**Task objective**: Copy out all the records, word for word.
-------- Supplied material
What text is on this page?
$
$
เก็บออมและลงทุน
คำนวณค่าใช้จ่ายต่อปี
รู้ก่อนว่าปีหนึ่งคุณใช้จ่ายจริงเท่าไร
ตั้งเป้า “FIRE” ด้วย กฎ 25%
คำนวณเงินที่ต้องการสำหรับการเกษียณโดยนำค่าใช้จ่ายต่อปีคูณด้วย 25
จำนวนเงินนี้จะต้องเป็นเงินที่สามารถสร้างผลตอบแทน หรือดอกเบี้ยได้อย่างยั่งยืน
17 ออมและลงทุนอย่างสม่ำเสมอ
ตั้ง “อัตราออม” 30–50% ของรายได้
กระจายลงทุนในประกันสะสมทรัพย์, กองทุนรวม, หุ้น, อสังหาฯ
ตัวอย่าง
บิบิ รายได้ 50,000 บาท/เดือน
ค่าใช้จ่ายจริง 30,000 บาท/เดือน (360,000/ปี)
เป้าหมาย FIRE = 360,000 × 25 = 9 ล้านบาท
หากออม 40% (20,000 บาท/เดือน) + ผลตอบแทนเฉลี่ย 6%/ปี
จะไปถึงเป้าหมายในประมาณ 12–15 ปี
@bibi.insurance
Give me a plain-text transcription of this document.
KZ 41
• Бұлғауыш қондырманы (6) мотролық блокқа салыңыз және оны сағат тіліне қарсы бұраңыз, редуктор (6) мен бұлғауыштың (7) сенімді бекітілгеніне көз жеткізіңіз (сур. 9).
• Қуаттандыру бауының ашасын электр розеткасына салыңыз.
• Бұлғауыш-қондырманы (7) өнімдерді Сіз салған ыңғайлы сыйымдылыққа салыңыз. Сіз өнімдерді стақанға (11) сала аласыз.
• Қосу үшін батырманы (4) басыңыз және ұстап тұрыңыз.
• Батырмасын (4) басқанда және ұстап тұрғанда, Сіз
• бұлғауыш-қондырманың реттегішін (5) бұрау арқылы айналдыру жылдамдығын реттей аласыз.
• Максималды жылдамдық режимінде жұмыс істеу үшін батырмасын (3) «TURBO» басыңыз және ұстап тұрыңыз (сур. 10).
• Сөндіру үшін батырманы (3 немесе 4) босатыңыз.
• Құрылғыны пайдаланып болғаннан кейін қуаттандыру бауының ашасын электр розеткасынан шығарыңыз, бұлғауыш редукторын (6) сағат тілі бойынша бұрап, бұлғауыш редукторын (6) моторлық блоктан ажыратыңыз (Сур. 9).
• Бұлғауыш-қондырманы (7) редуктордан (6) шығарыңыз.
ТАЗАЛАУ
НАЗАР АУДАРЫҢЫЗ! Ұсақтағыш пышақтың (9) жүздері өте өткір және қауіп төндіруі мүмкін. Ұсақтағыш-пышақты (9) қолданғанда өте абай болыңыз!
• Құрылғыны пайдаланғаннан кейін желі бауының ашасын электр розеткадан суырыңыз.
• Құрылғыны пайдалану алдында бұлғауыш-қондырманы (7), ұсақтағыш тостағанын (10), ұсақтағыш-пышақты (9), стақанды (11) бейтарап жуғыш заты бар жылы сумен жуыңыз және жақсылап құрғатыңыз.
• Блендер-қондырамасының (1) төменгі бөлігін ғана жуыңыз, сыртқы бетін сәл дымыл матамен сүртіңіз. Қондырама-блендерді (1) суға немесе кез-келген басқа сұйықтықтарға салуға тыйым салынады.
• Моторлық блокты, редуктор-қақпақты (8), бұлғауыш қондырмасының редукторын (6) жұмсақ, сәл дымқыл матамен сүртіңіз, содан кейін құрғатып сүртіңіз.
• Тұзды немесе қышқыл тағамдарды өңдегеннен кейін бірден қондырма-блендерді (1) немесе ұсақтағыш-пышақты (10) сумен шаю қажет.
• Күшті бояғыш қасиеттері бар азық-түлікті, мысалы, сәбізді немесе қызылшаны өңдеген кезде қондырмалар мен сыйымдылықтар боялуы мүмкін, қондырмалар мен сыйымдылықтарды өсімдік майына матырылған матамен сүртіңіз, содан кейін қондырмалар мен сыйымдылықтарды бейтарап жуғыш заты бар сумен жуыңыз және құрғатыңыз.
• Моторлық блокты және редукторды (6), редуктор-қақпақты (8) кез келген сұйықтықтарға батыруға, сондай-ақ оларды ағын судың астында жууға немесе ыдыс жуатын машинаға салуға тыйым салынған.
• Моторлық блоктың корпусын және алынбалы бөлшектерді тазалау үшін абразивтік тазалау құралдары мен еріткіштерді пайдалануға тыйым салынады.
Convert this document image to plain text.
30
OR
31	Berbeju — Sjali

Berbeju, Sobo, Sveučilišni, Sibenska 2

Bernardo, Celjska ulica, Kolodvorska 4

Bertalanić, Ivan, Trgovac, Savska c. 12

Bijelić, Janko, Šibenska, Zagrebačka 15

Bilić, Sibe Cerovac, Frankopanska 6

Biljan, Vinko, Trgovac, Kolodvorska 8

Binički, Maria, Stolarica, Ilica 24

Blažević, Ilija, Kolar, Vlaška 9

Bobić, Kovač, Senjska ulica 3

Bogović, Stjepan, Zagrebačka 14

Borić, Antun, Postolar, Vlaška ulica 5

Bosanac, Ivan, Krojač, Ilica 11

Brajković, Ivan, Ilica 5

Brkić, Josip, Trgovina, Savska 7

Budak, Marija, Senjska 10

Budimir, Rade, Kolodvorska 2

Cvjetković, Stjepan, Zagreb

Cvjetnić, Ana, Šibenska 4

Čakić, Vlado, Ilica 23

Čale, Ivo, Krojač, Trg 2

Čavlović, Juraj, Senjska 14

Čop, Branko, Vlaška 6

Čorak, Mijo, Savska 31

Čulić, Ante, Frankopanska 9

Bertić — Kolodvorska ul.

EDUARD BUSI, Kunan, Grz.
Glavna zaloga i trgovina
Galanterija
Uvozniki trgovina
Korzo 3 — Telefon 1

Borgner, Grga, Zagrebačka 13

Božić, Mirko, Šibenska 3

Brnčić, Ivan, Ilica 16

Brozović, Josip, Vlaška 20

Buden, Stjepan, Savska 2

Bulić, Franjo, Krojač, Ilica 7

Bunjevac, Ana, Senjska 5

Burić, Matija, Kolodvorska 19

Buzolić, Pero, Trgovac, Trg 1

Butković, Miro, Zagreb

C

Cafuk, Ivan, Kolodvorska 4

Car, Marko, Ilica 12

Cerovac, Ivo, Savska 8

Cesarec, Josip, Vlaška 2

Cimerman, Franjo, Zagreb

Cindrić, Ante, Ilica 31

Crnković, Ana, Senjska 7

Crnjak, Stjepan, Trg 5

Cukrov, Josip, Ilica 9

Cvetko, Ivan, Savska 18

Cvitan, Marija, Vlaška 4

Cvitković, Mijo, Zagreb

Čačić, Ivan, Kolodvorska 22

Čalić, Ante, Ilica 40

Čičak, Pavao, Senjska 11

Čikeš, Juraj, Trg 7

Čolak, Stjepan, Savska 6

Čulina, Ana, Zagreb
----------------
**Finished exercise**:
What text is on this page?
$
$
เก็บออมและลงทุน
คำนวณค่าใช้จ่ายต่อปี
รู้ก่อนว่าปีหนึ่งคุณใช้จ่ายจริงเท่าไร
ตั้งเป้า “FIRE” ด้วย กฎ 25%
คำนวณเงินที่ต้องการสำหรับการเกษียณโดยนำค่าใช้จ่ายต่อปีคูณด้วย 25
จำนวนเงินนี้จะต้องเป็นเงินที่สามารถสร้างผลตอบแทน หรือดอกเบี้ยได้อย่างยั่งยืน
17 ออมและลงทุนอย่างสม่ำเสมอ
ตั้ง “อัตราออม” 30–50% ของรายได้
กระจายลงทุนในประกันสะสมทรัพย์, กองทุนรวม, หุ้น, อสังหาฯ
ตัวอย่าง
บิบิ รายได้ 50,000 บาท/เดือน
ค่าใช้จ่ายจริง 30,000 บาท/เดือน (360,000/ปี)
เป้าหมาย FIRE = 360,000 × 25 = 9 ล้านบาท
หากออม 40% (20,000 บาท/เดือน) + ผลตอบแทนเฉลี่ย 6%/ปี
จะไปถึงเป้าหมายในประมาณ 12–15 ปี
@bibi.insurance
Give me a plain-text transcription of this document.
KZ 41
• Бұлғауыш қондырманы (6) мотролық блокқа салыңыз және оны сағат тіліне қарсы бұраңыз, редуктор (6) мен бұлғауыштың (7) сенімді бекітілгеніне көз жеткізіңіз (сур. 9).
• Қуаттандыру бауының ашасын электр розеткасына салыңыз.
• Бұлғауыш-қондырманы (7) өнімдерді Сіз салған ыңғайлы сыйымдылыққа салыңыз. Сіз өнімдерді стақанға (11) сала аласыз.
• Қосу үшін батырманы (4) басыңыз және ұстап тұрыңыз.
• Батырмасын (4) басқанда және ұстап тұрғанда, Сіз
• бұлғауыш-қондырманың реттегішін (5) бұрау арқылы айналдыру жылдамдығын реттей аласыз.
• Максималды жылдамдық режимінде жұмыс істеу үшін батырмасын (3) «TURBO» басыңыз және ұстап тұрыңыз (сур. 10).
• Сөндіру үшін батырманы (3 немесе 4) босатыңыз.
• Құрылғыны пайдаланып болғаннан кейін қуаттандыру бауының ашасын электр розеткасынан шығарыңыз, бұлғауыш редукторын (6) сағат тілі бойынша бұрап, бұлғауыш редукторын (6) моторлық блоктан ажыратыңыз (Сур. 9).
• Бұлғауыш-қондырманы (7) редуктордан (6) шығарыңыз.
ТАЗАЛАУ
НАЗАР АУДАРЫҢЫЗ! Ұсақтағыш пышақтың (9) жүздері өте өткір және қауіп төндіруі мүмкін. Ұсақтағыш-пышақты (9) қолданғанда өте абай болыңыз!
• Құрылғыны пайдаланғаннан кейін желі бауының ашасын электр розеткадан суырыңыз.
• Құрылғыны пайдалану алдында бұлғауыш-қондырманы (7), ұсақтағыш тостағанын (10), ұсақтағыш-пышақты (9), стақанды (11) бейтарап жуғыш заты бар жылы сумен жуыңыз және жақсылап құрғатыңыз.
• Блендер-қондырамасының (1) төменгі бөлігін ғана жуыңыз, сыртқы бетін сәл дымыл матамен сүртіңіз. Қондырама-блендерді (1) суға немесе кез-келген басқа сұйықтықтарға салуға тыйым салынады.
• Моторлық блокты, редуктор-қақпақты (8), бұлғауыш қондырмасының редукторын (6) жұмсақ, сәл дымқыл матамен сүртіңіз, содан кейін құрғатып сүртіңіз.
• Тұзды немесе қышқыл тағамдарды өңдегеннен кейін бірден қондырма-блендерді (1) немесе ұсақтағыш-пышақты (10) сумен шаю қажет.
• Күшті бояғыш қасиеттері бар азық-түлікті, мысалы, сәбізді немесе қызылшаны өңдеген кезде қондырмалар мен сыйымдылықтар боялуы мүмкін, қондырмалар мен сыйымдылықтарды өсімдік майына матырылған матамен сүртіңіз, содан кейін қондырмалар мен сыйымдылықтарды бейтарап жуғыш заты бар сумен жуыңыз және құрғатыңыз.
• Моторлық блокты және редукторды (6), редуктор-қақпақты (8) кез келген сұйықтықтарға батыруға, сондай-ақ оларды ағын судың астында жууға немесе ыдыс жуатын машинаға салуға тыйым салынған.
• Моторлық блоктың корпусын және алынбалы бөлшектерді тазалау үшін абразивтік тазалау құралдары мен еріткіштерді пайдалануға тыйым салынады.
Convert this document image to plain text.
30
OR
31	Berbeju — Sjali

Berbeju, Sobo, Sveučilišni, Sibenska 2

Bernardo, Celjska ulica, Kolodvorska 4

Bertalanić, Ivan, Trgovac, Savska c. 12

Bijelić, Janko, Šibenska, Zagrebačka 15

Bilić, Sibe Cerovac, Frankopanska 6

Biljan, Vinko, Trgovac, Kolodvorska 8

Binički, Maria, Stolarica, Ilica 24

Blažević, Ilija, Kolar, Vlaška 9

Bobić, Kovač, Senjska ulica 3

Bogović, Stjepan, Zagrebačka 14

Borić, Antun, Postolar, Vlaška ulica 5

Bosanac, Ivan, Krojač, Ilica 11

Brajković, Ivan, Ilica 5

Brkić, Josip, Trgovina, Savska 7

Budak, Marija, Senjska 10

Budimir, Rade, Kolodvorska 2

Cvjetković, Stjepan, Zagreb

Cvjetnić, Ana, Šibenska 4

Čakić, Vlado, Ilica 23

Čale, Ivo, Krojač, Trg 2

Čavlović, Juraj, Senjska 14

Čop, Branko, Vlaška 6

Čorak, Mijo, Savska 31

Čulić, Ante, Frankopanska 9

Bertić — Kolodvorska ul.

EDUARD BUSI, Kunan, Grz.
Glavna zaloga i trgovina
Galanterija
Uvozniki trgovina
Korzo 3 — Telefon 1

Borgner, Grga, Zagrebačka 13

Božić, Mirko, Šibenska 3

Brnčić, Ivan, Ilica 16

Brozović, Josip, Vlaška 20

Buden, Stjepan, Savska 2

Bulić, Franjo, Krojač, Ilica 7

Bunjevac, Ana, Senjska 5

Burić, Matija, Kolodvorska 19

Buzolić, Pero, Trgovac, Trg 1

Butković, Miro, Zagreb

C

Cafuk, Ivan, Kolodvorska 4

Car, Marko, Ilica 12

Cerovac, Ivo, Savska 8

Cesarec, Josip, Vlaška 2

Cimerman, Franjo, Zagreb

Cindrić, Ante, Ilica 31

Crnković, Ana, Senjska 7

Crnjak, Stjepan, Trg 5

Cukrov, Josip, Ilica 9

Cvetko, Ivan, Savska 18

Cvitan, Marija, Vlaška 4

Cvitković, Mijo, Zagreb

Čačić, Ivan, Kolodvorska 22

Čalić, Ante, Ilica 40

Čičak, Pavao, Senjska 11

Čikeš, Juraj, Trg 7

Čolak, Stjepan, Savska 6

Čulina, Ana, Zagreb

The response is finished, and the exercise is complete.